## What the task asks
Every entry must be echoed exactly.

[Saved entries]

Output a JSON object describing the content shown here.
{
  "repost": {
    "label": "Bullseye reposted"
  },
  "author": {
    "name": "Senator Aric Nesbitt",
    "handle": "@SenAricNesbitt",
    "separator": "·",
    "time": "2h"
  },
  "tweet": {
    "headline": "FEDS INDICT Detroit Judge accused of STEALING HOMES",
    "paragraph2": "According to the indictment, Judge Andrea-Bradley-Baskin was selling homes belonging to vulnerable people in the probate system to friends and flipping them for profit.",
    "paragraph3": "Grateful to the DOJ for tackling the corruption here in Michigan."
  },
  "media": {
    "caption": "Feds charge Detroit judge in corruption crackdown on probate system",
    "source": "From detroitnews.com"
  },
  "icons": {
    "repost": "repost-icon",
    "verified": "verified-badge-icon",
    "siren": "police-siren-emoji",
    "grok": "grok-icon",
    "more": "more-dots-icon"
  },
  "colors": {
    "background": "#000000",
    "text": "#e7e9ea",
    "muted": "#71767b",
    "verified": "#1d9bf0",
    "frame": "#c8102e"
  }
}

## Solution below
Output a JSON object describing the content shown here.
{
  "repost": {
    "label": "Bullseye reposted"
  },
  "author": {
    "name": "Senator Aric Nesbitt",
    "handle": "@SenAricNesbitt",
    "separator": "·",
    "time": "2h"
  },
  "tweet": {
    "headline": "FEDS INDICT Detroit Judge accused of STEALING HOMES",
    "paragraph2": "According to the indictment, Judge Andrea-Bradley-Baskin was selling homes belonging to vulnerable people in the probate system to friends and flipping them for profit.",
    "paragraph3": "Grateful to the DOJ for tackling the corruption here in Michigan."
  },
  "media": {
    "caption": "Feds charge Detroit judge in corruption crackdown on probate system",
    "source": "From detroitnews.com"
  },
  "icons": {
    "repost": "repost-icon",
    "verified": "verified-badge-icon",
    "siren": "police-siren-emoji",
    "grok": "grok-icon",
    "more": "more-dots-icon"
  },
  "colors": {
    "background": "#000000",
    "text": "#e7e9ea",
    "muted": "#71767b",
    "verified": "#1d9bf0",
    "frame": "#c8102e"
  }
}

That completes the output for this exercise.